_SET PROBLEM_
Restate the records in their entirety, word for word.

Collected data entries
━━━━━━━━
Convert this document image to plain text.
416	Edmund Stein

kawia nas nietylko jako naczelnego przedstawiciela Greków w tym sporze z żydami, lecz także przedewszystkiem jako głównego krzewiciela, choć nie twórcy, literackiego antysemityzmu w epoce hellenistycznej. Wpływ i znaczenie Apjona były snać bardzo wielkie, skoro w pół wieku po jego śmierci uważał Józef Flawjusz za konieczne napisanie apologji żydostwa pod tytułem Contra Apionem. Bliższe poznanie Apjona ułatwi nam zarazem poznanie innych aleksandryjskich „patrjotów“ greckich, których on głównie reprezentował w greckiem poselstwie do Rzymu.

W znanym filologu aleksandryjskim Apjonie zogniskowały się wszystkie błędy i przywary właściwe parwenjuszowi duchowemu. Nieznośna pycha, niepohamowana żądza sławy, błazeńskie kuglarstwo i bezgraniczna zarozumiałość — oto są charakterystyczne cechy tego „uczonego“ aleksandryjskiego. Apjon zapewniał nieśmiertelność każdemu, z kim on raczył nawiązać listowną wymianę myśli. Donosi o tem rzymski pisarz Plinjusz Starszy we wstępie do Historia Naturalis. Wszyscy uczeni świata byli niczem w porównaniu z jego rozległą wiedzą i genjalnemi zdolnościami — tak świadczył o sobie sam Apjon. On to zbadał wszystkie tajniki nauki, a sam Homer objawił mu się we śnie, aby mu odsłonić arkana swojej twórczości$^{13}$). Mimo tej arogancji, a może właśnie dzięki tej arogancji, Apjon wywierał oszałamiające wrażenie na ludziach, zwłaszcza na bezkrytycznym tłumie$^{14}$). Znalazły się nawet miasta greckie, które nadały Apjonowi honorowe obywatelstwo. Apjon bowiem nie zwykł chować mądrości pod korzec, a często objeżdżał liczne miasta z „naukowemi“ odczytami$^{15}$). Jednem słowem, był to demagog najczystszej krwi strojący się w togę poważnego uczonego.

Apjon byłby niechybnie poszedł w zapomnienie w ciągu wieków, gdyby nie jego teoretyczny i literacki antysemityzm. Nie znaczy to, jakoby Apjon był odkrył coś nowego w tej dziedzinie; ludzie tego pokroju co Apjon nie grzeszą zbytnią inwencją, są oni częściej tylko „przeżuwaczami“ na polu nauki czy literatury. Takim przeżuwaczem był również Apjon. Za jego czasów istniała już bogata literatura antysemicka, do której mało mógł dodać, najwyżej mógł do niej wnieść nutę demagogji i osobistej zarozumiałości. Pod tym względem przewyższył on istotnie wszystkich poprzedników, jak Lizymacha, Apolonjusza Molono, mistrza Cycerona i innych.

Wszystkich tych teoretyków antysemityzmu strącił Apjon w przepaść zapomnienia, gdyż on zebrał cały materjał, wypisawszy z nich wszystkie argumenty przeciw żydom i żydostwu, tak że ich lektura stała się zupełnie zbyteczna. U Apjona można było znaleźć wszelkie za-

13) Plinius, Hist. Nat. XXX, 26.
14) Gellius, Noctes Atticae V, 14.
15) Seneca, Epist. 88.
━━━━━━━━
_OUTPUT_
Convert this document image to plain text.
416	Edmund Stein

kawia nas nietylko jako naczelnego przedstawiciela Greków w tym sporze z żydami, lecz także przedewszystkiem jako głównego krzewiciela, choć nie twórcy, literackiego antysemityzmu w epoce hellenistycznej. Wpływ i znaczenie Apjona były snać bardzo wielkie, skoro w pół wieku po jego śmierci uważał Józef Flawjusz za konieczne napisanie apologji żydostwa pod tytułem Contra Apionem. Bliższe poznanie Apjona ułatwi nam zarazem poznanie innych aleksandryjskich „patrjotów“ greckich, których on głównie reprezentował w greckiem poselstwie do Rzymu.

W znanym filologu aleksandryjskim Apjonie zogniskowały się wszystkie błędy i przywary właściwe parwenjuszowi duchowemu. Nieznośna pycha, niepohamowana żądza sławy, błazeńskie kuglarstwo i bezgraniczna zarozumiałość — oto są charakterystyczne cechy tego „uczonego“ aleksandryjskiego. Apjon zapewniał nieśmiertelność każdemu, z kim on raczył nawiązać listowną wymianę myśli. Donosi o tem rzymski pisarz Plinjusz Starszy we wstępie do Historia Naturalis. Wszyscy uczeni świata byli niczem w porównaniu z jego rozległą wiedzą i genjalnemi zdolnościami — tak świadczył o sobie sam Apjon. On to zbadał wszystkie tajniki nauki, a sam Homer objawił mu się we śnie, aby mu odsłonić arkana swojej twórczości$^{13}$). Mimo tej arogancji, a może właśnie dzięki tej arogancji, Apjon wywierał oszałamiające wrażenie na ludziach, zwłaszcza na bezkrytycznym tłumie$^{14}$). Znalazły się nawet miasta greckie, które nadały Apjonowi honorowe obywatelstwo. Apjon bowiem nie zwykł chować mądrości pod korzec, a często objeżdżał liczne miasta z „naukowemi“ odczytami$^{15}$). Jednem słowem, był to demagog najczystszej krwi strojący się w togę poważnego uczonego.

Apjon byłby niechybnie poszedł w zapomnienie w ciągu wieków, gdyby nie jego teoretyczny i literacki antysemityzm. Nie znaczy to, jakoby Apjon był odkrył coś nowego w tej dziedzinie; ludzie tego pokroju co Apjon nie grzeszą zbytnią inwencją, są oni częściej tylko „przeżuwaczami“ na polu nauki czy literatury. Takim przeżuwaczem był również Apjon. Za jego czasów istniała już bogata literatura antysemicka, do której mało mógł dodać, najwyżej mógł do niej wnieść nutę demagogji i osobistej zarozumiałości. Pod tym względem przewyższył on istotnie wszystkich poprzedników, jak Lizymacha, Apolonjusza Molono, mistrza Cycerona i innych.

Wszystkich tych teoretyków antysemityzmu strącił Apjon w przepaść zapomnienia, gdyż on zebrał cały materjał, wypisawszy z nich wszystkie argumenty przeciw żydom i żydostwu, tak że ich lektura stała się zupełnie zbyteczna. U Apjona można było znaleźć wszelkie za-

13) Plinius, Hist. Nat. XXX, 26.
14) Gellius, Noctes Atticae V, 14.
15) Seneca, Epist. 88.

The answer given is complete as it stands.